— WORK INSTRUCTIONS —
Below are entries to be transcribed exactly; exclude the pictures from the copy.

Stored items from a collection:
-.-.-
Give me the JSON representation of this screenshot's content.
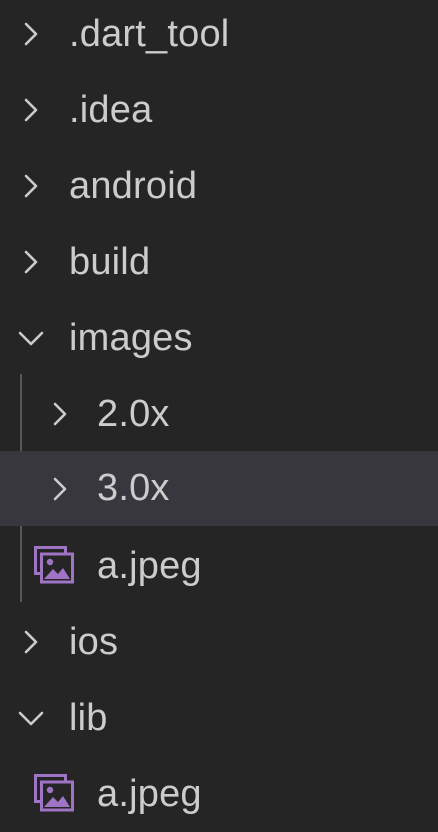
{
  "explorer": {
    "items": [
      {
        "label": ".dart_tool",
        "type": "folder",
        "expanded": false
      },
      {
        "label": ".idea",
        "type": "folder",
        "expanded": false
      },
      {
        "label": "android",
        "type": "folder",
        "expanded": false
      },
      {
        "label": "build",
        "type": "folder",
        "expanded": false
      },
      {
        "label": "images",
        "type": "folder",
        "expanded": true,
        "children": [
          {
            "label": "2.0x",
            "type": "folder",
            "expanded": false
          },
          {
            "label": "3.0x",
            "type": "folder",
            "expanded": false,
            "selected": true
          },
          {
            "label": "a.jpeg",
            "type": "image-file"
          }
        ]
      },
      {
        "label": "ios",
        "type": "folder",
        "expanded": false
      },
      {
        "label": "lib",
        "type": "folder",
        "expanded": true,
        "children": [
          {
            "label": "a.jpeg",
            "type": "image-file"
          }
        ]
      }
    ]
  },
  "colors": {
    "background": "#252526",
    "text": "#cccccc",
    "selected_row": "#37373d",
    "indent_guide": "#585858",
    "image_icon": "#a074c4"
  },
  "icons": {
    "collapsed": "chevron-right-icon",
    "expanded": "chevron-down-icon",
    "image_file": "image-file-icon"
  }
}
-.-.-
— RESPONSE TO THIS TASK —
Give me the JSON representation of this screenshot's content.
{
  "explorer": {
    "items": [
      {
        "label": ".dart_tool",
        "type": "folder",
        "expanded": false
      },
      {
        "label": ".idea",
        "type": "folder",
        "expanded": false
      },
      {
        "label": "android",
        "type": "folder",
        "expanded": false
      },
      {
        "label": "build",
        "type": "folder",
        "expanded": false
      },
      {
        "label": "images",
        "type": "folder",
        "expanded": true,
        "children": [
          {
            "label": "2.0x",
            "type": "folder",
            "expanded": false
          },
          {
            "label": "3.0x",
            "type": "folder",
            "expanded": false,
            "selected": true
          },
          {
            "label": "a.jpeg",
            "type": "image-file"
          }
        ]
      },
      {
        "label": "ios",
        "type": "folder",
        "expanded": false
      },
      {
        "label": "lib",
        "type": "folder",
        "expanded": true,
        "children": [
          {
            "label": "a.jpeg",
            "type": "image-file"
          }
        ]
      }
    ]
  },
  "colors": {
    "background": "#252526",
    "text": "#cccccc",
    "selected_row": "#37373d",
    "indent_guide": "#585858",
    "image_icon": "#a074c4"
  },
  "icons": {
    "collapsed": "chevron-right-icon",
    "expanded": "chevron-down-icon",
    "image_file": "image-file-icon"
  }
}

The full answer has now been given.